Whenever a line below holds the word "envelope", copy that line.

Stored data:
-----

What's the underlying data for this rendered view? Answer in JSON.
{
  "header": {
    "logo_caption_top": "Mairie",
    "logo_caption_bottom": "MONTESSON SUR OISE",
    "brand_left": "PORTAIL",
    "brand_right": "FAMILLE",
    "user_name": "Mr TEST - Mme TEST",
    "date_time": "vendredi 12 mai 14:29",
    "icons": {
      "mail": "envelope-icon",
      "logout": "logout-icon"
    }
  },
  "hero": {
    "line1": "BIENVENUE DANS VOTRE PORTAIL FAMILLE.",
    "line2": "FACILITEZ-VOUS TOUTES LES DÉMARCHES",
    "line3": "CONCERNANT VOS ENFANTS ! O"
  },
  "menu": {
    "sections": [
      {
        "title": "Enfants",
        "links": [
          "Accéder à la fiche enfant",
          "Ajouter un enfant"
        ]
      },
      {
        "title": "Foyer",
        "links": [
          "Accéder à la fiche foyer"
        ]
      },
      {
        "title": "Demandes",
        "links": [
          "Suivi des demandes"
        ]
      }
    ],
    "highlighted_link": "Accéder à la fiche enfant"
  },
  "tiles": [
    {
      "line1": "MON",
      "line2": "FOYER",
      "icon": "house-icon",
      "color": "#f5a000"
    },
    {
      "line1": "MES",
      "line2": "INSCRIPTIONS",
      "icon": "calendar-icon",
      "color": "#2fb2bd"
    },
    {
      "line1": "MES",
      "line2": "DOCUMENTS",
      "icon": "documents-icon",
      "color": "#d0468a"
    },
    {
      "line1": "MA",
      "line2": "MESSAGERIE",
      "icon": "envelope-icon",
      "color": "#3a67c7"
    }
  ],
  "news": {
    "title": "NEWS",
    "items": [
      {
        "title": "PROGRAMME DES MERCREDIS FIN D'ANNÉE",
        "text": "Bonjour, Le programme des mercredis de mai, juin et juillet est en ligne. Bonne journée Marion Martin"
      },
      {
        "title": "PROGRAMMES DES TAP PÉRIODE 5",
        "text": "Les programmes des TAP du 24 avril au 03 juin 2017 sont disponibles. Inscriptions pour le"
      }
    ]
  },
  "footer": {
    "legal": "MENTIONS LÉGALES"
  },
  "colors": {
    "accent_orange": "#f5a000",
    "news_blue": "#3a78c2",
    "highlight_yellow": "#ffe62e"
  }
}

-----

:: Response to this exercise ::
      "mail": "envelope-icon",
      "icon": "envelope-icon",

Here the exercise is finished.